-- Start of Stored rows --

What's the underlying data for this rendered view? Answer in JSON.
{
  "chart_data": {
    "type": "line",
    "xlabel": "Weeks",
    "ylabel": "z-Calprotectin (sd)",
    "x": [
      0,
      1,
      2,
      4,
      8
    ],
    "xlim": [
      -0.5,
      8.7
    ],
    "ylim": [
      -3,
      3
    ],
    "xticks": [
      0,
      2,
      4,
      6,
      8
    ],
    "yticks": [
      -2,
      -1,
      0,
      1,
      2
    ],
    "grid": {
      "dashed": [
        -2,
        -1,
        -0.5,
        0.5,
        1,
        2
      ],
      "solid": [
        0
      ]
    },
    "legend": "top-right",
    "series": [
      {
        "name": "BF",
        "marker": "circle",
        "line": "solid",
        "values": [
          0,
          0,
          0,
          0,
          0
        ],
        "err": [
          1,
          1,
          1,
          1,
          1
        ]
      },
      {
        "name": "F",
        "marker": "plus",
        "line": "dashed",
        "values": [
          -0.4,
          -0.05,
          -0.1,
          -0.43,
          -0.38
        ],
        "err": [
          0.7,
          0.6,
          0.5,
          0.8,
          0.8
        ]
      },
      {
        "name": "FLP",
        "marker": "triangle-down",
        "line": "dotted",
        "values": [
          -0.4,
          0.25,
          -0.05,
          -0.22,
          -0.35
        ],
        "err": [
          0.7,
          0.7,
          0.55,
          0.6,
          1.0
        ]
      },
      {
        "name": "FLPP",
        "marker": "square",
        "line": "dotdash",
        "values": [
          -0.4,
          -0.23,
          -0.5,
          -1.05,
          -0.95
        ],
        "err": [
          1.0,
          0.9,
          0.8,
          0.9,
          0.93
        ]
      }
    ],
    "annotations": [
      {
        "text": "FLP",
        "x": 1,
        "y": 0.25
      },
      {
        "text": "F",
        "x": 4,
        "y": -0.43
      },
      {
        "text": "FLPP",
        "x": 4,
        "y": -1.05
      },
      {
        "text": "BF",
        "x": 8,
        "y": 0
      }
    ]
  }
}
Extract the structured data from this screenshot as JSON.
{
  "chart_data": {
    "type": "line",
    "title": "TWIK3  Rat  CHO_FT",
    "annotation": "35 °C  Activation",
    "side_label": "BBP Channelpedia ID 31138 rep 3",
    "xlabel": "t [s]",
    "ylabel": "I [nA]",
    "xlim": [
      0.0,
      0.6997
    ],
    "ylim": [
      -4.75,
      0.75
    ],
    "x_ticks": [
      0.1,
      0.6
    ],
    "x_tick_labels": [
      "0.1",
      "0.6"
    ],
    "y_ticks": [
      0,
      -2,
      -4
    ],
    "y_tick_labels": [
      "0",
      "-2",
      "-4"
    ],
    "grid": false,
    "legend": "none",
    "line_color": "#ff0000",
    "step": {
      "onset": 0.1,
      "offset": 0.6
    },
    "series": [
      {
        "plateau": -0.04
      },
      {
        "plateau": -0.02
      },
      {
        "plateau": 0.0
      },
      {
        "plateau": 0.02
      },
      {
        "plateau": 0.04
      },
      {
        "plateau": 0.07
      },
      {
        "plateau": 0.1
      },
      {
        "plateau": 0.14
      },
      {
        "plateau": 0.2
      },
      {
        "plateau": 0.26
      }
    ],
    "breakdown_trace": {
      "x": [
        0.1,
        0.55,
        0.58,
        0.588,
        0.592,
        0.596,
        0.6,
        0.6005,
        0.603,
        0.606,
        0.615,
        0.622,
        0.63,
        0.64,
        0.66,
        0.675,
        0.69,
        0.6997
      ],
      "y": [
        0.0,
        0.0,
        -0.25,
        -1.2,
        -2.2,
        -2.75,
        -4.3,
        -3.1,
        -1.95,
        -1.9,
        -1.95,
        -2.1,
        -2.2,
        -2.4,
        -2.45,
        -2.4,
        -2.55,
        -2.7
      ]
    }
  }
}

-- End of Stored rows --

Look through the data and gather every line with the string "JSON" in it.

What's the underlying data for this rendered view? Answer in JSON.
Extract the structured data from this screenshot as JSON.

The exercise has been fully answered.